* Task to carry out:
Find the word "xlabel" in the data. Return every line where it appears.

[Figure dataset records]

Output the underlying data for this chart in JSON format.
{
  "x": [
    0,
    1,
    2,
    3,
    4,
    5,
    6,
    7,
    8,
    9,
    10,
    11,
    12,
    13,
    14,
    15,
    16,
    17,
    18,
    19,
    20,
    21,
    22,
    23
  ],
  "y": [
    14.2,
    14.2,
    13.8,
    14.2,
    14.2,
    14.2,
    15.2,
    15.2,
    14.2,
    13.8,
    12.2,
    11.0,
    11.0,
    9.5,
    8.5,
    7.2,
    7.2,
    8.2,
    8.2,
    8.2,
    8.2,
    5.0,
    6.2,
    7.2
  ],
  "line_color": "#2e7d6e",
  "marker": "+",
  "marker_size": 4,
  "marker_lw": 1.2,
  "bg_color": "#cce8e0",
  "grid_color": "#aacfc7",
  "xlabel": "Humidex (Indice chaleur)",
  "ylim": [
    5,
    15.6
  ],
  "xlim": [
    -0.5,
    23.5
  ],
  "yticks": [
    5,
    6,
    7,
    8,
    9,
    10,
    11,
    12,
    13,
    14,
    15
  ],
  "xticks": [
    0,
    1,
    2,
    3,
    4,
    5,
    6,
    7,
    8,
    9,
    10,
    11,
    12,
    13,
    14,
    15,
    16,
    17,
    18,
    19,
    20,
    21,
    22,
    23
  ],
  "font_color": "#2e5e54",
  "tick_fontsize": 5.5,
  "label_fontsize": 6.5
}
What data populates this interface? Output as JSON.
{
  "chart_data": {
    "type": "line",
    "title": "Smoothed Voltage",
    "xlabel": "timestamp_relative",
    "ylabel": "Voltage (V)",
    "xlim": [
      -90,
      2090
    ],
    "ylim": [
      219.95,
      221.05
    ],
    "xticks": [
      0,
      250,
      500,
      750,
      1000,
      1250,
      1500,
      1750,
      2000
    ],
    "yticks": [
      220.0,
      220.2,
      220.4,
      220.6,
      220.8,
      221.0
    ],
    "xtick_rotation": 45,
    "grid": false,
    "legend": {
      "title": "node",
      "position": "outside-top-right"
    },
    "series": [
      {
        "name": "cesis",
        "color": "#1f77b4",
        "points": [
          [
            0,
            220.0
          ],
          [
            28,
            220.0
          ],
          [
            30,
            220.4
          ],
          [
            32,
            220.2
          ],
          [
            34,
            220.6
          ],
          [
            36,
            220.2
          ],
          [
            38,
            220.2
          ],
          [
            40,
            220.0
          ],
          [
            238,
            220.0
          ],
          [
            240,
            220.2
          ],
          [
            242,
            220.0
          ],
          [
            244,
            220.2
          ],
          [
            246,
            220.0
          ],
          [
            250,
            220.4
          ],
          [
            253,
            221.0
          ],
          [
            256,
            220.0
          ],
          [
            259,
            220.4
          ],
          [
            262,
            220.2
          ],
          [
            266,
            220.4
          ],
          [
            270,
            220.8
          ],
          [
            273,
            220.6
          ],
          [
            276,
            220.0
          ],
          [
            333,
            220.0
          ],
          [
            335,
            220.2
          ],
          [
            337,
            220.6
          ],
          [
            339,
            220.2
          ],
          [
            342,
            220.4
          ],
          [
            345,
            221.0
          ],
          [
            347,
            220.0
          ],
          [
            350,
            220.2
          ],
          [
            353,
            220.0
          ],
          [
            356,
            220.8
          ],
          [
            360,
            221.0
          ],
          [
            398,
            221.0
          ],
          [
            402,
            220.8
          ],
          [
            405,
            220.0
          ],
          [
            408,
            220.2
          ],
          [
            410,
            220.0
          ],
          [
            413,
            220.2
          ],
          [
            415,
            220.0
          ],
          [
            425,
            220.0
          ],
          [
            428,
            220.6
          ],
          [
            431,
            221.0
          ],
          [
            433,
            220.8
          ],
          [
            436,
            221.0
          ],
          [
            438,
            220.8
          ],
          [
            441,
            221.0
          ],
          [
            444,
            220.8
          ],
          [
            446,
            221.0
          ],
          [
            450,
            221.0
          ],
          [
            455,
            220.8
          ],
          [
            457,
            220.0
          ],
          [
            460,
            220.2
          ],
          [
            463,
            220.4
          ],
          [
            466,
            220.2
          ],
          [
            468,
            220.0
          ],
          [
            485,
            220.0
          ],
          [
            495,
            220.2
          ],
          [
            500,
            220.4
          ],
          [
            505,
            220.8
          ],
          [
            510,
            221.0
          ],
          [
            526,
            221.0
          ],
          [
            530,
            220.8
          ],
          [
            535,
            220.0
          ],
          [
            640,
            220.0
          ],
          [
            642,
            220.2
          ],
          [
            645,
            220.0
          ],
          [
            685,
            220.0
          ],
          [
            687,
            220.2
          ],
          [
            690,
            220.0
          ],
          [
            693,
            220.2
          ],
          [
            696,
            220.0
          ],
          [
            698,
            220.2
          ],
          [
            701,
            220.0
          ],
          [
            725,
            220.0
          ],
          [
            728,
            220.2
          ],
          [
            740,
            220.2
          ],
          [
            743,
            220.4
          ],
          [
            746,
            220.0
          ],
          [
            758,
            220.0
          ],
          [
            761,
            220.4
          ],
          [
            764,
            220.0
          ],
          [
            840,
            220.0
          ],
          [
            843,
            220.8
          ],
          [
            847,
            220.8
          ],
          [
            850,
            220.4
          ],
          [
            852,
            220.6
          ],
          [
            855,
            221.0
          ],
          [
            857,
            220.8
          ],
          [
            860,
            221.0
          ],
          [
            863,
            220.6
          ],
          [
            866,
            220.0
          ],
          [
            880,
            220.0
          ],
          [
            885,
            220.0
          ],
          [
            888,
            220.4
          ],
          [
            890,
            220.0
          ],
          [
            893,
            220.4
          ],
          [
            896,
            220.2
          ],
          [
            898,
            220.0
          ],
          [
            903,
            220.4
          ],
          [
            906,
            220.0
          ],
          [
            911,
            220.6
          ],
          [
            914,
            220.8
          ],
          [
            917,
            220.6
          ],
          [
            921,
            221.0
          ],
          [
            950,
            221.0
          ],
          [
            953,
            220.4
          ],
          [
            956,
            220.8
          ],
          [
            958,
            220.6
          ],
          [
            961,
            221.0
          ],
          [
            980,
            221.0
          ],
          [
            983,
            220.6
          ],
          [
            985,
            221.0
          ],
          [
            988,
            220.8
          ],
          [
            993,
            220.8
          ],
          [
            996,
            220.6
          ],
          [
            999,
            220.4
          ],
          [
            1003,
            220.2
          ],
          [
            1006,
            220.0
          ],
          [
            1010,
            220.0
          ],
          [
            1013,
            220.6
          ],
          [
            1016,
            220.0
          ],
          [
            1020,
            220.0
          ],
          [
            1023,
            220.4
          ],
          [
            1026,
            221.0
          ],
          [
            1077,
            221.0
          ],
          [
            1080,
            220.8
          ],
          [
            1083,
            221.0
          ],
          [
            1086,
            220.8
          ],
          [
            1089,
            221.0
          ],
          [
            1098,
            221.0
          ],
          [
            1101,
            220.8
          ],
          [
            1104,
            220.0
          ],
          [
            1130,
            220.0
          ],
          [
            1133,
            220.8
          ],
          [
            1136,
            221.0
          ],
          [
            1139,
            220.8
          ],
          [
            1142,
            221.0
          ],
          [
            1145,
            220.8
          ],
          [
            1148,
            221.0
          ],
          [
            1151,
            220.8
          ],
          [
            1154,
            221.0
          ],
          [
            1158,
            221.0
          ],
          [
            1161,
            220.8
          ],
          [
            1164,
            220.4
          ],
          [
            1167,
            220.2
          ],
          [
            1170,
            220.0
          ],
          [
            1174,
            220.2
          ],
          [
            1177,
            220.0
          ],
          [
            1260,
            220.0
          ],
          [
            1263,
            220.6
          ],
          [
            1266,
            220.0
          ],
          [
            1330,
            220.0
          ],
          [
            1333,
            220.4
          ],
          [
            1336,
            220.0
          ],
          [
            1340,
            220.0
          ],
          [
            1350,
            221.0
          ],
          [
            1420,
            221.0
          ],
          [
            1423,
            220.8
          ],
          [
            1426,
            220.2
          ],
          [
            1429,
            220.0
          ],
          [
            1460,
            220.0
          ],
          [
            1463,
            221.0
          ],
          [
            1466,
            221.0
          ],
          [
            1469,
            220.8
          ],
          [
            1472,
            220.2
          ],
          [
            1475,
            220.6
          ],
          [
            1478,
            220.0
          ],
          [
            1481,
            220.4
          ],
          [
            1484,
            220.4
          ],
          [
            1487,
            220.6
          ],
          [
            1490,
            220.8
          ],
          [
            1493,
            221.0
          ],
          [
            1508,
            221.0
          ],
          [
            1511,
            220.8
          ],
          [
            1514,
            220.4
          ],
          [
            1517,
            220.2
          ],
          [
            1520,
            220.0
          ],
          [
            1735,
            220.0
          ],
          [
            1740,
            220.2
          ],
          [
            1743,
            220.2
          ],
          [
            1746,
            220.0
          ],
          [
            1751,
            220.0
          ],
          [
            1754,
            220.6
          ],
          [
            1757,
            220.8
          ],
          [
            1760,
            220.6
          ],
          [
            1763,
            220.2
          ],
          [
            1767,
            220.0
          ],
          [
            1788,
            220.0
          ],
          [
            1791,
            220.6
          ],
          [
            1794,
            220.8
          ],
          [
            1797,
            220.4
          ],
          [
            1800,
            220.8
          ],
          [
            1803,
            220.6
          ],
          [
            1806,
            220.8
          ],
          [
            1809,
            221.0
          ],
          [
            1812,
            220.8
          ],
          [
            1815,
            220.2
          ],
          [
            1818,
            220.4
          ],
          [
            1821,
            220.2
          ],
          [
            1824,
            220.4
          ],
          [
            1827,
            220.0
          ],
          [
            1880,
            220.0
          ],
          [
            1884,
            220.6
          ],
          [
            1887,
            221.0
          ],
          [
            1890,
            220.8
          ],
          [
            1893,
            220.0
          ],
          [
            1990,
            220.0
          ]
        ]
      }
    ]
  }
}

* Solution to this problem:
  "xlabel": "Humidex (Indice chaleur)",
    "xlabel": "timestamp_relative",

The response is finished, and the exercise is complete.